── EXCERPTED RECORDS ──

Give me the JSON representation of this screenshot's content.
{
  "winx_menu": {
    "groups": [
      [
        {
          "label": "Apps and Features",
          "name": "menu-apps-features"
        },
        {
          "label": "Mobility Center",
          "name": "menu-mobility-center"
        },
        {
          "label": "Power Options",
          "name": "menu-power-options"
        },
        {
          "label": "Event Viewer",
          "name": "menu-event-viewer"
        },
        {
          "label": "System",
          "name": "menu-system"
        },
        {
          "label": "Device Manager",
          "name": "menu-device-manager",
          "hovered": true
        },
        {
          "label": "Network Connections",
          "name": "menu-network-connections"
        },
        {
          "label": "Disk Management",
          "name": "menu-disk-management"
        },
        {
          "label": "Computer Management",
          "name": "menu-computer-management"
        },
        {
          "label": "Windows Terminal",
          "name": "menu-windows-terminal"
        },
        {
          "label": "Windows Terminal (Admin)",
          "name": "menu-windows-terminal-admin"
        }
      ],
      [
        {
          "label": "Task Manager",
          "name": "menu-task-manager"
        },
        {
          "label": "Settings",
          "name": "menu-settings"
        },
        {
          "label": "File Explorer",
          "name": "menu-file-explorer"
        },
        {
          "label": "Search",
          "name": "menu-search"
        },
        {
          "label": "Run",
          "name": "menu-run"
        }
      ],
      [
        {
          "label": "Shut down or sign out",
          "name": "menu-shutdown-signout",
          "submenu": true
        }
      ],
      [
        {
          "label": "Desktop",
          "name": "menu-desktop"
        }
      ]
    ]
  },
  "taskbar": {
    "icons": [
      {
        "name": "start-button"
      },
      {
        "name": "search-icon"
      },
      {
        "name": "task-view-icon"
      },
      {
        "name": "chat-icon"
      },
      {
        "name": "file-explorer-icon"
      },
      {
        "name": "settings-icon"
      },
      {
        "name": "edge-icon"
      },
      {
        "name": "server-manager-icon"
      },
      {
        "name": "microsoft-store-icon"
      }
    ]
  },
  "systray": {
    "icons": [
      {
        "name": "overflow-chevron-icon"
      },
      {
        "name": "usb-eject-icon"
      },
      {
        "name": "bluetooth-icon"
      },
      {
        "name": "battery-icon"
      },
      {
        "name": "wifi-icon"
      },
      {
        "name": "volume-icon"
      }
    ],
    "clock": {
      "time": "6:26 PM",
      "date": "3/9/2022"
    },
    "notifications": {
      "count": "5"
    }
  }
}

───

Give the material above again, word for word.

Give me the JSON representation of this screenshot's content.
{
  "winx_menu": {
    "groups": [
      [
        {
          "label": "Apps and Features",
          "name": "menu-apps-features"
        },
        {
          "label": "Mobility Center",
          "name": "menu-mobility-center"
        },
        {
          "label": "Power Options",
          "name": "menu-power-options"
        },
        {
          "label": "Event Viewer",
          "name": "menu-event-viewer"
        },
        {
          "label": "System",
          "name": "menu-system"
        },
        {
          "label": "Device Manager",
          "name": "menu-device-manager",
          "hovered": true
        },
        {
          "label": "Network Connections",
          "name": "menu-network-connections"
        },
        {
          "label": "Disk Management",
          "name": "menu-disk-management"
        },
        {
          "label": "Computer Management",
          "name": "menu-computer-management"
        },
        {
          "label": "Windows Terminal",
          "name": "menu-windows-terminal"
        },
        {
          "label": "Windows Terminal (Admin)",
          "name": "menu-windows-terminal-admin"
        }
      ],
      [
        {
          "label": "Task Manager",
          "name": "menu-task-manager"
        },
        {
          "label": "Settings",
          "name": "menu-settings"
        },
        {
          "label": "File Explorer",
          "name": "menu-file-explorer"
        },
        {
          "label": "Search",
          "name": "menu-search"
        },
        {
          "label": "Run",
          "name": "menu-run"
        }
      ],
      [
        {
          "label": "Shut down or sign out",
          "name": "menu-shutdown-signout",
          "submenu": true
        }
      ],
      [
        {
          "label": "Desktop",
          "name": "menu-desktop"
        }
      ]
    ]
  },
  "taskbar": {
    "icons": [
      {
        "name": "start-button"
      },
      {
        "name": "search-icon"
      },
      {
        "name": "task-view-icon"
      },
      {
        "name": "chat-icon"
      },
      {
        "name": "file-explorer-icon"
      },
      {
        "name": "settings-icon"
      },
      {
        "name": "edge-icon"
      },
      {
        "name": "server-manager-icon"
      },
      {
        "name": "microsoft-store-icon"
      }
    ]
  },
  "systray": {
    "icons": [
      {
        "name": "overflow-chevron-icon"
      },
      {
        "name": "usb-eject-icon"
      },
      {
        "name": "bluetooth-icon"
      },
      {
        "name": "battery-icon"
      },
      {
        "name": "wifi-icon"
      },
      {
        "name": "volume-icon"
      }
    ],
    "clock": {
      "time": "6:26 PM",
      "date": "3/9/2022"
    },
    "notifications": {
      "count": "5"
    }
  }
}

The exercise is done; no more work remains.